▽

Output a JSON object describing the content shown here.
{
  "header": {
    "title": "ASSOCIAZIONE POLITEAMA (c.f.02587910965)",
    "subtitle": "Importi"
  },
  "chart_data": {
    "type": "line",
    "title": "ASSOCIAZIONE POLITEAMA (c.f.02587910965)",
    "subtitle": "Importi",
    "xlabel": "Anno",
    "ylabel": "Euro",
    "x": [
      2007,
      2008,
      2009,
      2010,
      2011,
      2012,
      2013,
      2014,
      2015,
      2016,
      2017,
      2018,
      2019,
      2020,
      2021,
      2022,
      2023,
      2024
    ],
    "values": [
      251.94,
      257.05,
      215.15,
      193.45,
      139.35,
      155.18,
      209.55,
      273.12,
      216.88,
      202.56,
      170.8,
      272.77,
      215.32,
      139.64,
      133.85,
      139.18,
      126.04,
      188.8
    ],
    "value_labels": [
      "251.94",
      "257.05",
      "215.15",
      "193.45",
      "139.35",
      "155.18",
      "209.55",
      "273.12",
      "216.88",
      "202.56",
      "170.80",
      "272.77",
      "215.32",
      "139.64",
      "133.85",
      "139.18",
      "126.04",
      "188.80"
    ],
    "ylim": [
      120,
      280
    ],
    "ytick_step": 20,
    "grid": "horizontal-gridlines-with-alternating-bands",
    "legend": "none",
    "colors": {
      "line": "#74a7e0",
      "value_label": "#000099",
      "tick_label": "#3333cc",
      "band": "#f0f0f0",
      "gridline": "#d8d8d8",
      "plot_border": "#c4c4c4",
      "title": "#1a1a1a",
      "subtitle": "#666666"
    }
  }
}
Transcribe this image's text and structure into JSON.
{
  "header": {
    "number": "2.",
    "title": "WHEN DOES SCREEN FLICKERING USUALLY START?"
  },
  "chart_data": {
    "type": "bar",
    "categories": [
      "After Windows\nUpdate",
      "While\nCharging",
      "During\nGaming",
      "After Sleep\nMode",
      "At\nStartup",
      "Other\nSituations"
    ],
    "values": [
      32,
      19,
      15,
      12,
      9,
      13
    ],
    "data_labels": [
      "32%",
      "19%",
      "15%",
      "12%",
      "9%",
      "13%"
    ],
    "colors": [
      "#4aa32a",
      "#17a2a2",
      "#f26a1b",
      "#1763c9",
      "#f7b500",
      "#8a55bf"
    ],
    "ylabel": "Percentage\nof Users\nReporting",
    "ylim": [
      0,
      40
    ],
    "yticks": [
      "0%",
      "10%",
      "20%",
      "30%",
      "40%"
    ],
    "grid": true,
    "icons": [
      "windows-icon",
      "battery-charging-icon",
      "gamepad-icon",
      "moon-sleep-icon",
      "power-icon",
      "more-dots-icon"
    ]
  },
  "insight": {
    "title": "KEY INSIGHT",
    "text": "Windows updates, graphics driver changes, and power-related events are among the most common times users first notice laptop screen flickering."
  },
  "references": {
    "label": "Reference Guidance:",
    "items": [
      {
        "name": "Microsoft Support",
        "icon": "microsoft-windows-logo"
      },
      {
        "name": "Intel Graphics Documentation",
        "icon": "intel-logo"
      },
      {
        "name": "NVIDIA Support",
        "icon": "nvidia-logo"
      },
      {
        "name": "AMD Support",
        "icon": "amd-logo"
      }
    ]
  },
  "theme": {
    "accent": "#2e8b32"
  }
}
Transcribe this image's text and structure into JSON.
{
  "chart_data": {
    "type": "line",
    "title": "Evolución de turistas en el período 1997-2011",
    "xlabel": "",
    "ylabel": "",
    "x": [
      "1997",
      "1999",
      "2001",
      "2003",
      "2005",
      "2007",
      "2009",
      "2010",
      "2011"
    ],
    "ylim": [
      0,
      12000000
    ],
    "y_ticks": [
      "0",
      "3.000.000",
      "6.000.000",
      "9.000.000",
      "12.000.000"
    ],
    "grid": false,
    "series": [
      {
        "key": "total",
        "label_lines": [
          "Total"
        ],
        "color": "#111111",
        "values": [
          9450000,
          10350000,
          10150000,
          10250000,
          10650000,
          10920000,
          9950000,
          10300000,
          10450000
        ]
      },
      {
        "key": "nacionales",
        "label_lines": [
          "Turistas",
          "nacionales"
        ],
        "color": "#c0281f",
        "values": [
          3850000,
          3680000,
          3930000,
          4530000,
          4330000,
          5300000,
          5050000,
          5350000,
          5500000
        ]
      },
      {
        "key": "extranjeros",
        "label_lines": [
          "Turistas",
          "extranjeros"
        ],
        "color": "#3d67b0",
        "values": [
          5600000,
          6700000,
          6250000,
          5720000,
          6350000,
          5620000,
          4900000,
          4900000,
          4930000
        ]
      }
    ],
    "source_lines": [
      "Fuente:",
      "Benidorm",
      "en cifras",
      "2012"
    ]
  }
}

△

Reply with one number: the count of lines in the entries that include the word "power".

2